-- START Task inputs --

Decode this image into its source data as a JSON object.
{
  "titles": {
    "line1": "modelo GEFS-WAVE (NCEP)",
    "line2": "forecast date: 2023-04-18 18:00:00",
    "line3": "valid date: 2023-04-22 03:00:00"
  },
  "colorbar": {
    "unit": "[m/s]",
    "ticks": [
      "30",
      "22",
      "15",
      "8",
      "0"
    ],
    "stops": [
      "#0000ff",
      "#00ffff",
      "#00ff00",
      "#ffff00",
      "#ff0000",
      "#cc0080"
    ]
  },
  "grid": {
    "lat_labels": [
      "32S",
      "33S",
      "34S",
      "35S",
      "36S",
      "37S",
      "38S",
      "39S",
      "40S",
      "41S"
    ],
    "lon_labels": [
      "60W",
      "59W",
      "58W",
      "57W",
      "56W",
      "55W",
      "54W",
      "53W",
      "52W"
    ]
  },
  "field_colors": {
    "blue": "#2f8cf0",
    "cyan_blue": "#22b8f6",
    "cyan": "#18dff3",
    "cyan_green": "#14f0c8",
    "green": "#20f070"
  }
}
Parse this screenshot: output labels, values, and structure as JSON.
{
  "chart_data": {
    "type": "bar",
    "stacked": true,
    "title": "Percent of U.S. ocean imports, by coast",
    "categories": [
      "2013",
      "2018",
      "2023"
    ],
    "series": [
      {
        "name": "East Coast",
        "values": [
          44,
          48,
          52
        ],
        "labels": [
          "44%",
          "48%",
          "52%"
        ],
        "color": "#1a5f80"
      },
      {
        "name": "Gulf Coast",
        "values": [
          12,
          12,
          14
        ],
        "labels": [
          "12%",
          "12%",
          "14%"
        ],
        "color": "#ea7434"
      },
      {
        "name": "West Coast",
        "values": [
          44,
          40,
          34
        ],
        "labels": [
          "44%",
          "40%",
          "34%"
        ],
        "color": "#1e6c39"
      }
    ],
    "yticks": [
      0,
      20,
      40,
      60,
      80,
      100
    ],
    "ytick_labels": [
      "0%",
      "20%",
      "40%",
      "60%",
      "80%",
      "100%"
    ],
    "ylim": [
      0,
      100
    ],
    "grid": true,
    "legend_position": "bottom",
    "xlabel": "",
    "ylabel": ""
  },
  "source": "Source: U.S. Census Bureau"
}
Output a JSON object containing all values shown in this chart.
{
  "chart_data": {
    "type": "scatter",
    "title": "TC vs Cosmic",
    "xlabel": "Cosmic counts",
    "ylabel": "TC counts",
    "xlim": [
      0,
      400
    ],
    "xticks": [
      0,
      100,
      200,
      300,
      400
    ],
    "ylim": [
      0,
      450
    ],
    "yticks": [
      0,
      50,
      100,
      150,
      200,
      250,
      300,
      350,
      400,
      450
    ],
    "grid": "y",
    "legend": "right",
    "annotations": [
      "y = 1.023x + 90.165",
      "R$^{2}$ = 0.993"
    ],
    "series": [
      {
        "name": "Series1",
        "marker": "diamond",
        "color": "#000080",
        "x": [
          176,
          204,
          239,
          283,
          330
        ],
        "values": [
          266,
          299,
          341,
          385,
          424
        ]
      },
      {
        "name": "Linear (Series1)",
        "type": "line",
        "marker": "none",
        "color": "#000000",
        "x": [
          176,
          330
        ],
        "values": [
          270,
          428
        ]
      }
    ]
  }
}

-- END Task inputs --

Output each record exactly, leaving nothing out.

Solution for this task =
Decode this image into its source data as a JSON object.
{
  "titles": {
    "line1": "modelo GEFS-WAVE (NCEP)",
    "line2": "forecast date: 2023-04-18 18:00:00",
    "line3": "valid date: 2023-04-22 03:00:00"
  },
  "colorbar": {
    "unit": "[m/s]",
    "ticks": [
      "30",
      "22",
      "15",
      "8",
      "0"
    ],
    "stops": [
      "#0000ff",
      "#00ffff",
      "#00ff00",
      "#ffff00",
      "#ff0000",
      "#cc0080"
    ]
  },
  "grid": {
    "lat_labels": [
      "32S",
      "33S",
      "34S",
      "35S",
      "36S",
      "37S",
      "38S",
      "39S",
      "40S",
      "41S"
    ],
    "lon_labels": [
      "60W",
      "59W",
      "58W",
      "57W",
      "56W",
      "55W",
      "54W",
      "53W",
      "52W"
    ]
  },
  "field_colors": {
    "blue": "#2f8cf0",
    "cyan_blue": "#22b8f6",
    "cyan": "#18dff3",
    "cyan_green": "#14f0c8",
    "green": "#20f070"
  }
}
Parse this screenshot: output labels, values, and structure as JSON.
{
  "chart_data": {
    "type": "bar",
    "stacked": true,
    "title": "Percent of U.S. ocean imports, by coast",
    "categories": [
      "2013",
      "2018",
      "2023"
    ],
    "series": [
      {
        "name": "East Coast",
        "values": [
          44,
          48,
          52
        ],
        "labels": [
          "44%",
          "48%",
          "52%"
        ],
        "color": "#1a5f80"
      },
      {
        "name": "Gulf Coast",
        "values": [
          12,
          12,
          14
        ],
        "labels": [
          "12%",
          "12%",
          "14%"
        ],
        "color": "#ea7434"
      },
      {
        "name": "West Coast",
        "values": [
          44,
          40,
          34
        ],
        "labels": [
          "44%",
          "40%",
          "34%"
        ],
        "color": "#1e6c39"
      }
    ],
    "yticks": [
      0,
      20,
      40,
      60,
      80,
      100
    ],
    "ytick_labels": [
      "0%",
      "20%",
      "40%",
      "60%",
      "80%",
      "100%"
    ],
    "ylim": [
      0,
      100
    ],
    "grid": true,
    "legend_position": "bottom",
    "xlabel": "",
    "ylabel": ""
  },
  "source": "Source: U.S. Census Bureau"
}
Output a JSON object containing all values shown in this chart.
{
  "chart_data": {
    "type": "scatter",
    "title": "TC vs Cosmic",
    "xlabel": "Cosmic counts",
    "ylabel": "TC counts",
    "xlim": [
      0,
      400
    ],
    "xticks": [
      0,
      100,
      200,
      300,
      400
    ],
    "ylim": [
      0,
      450
    ],
    "yticks": [
      0,
      50,
      100,
      150,
      200,
      250,
      300,
      350,
      400,
      450
    ],
    "grid": "y",
    "legend": "right",
    "annotations": [
      "y = 1.023x + 90.165",
      "R$^{2}$ = 0.993"
    ],
    "series": [
      {
        "name": "Series1",
        "marker": "diamond",
        "color": "#000080",
        "x": [
          176,
          204,
          239,
          283,
          330
        ],
        "values": [
          266,
          299,
          341,
          385,
          424
        ]
      },
      {
        "name": "Linear (Series1)",
        "type": "line",
        "marker": "none",
        "color": "#000000",
        "x": [
          176,
          330
        ],
        "values": [
          270,
          428
        ]
      }
    ]
  }
}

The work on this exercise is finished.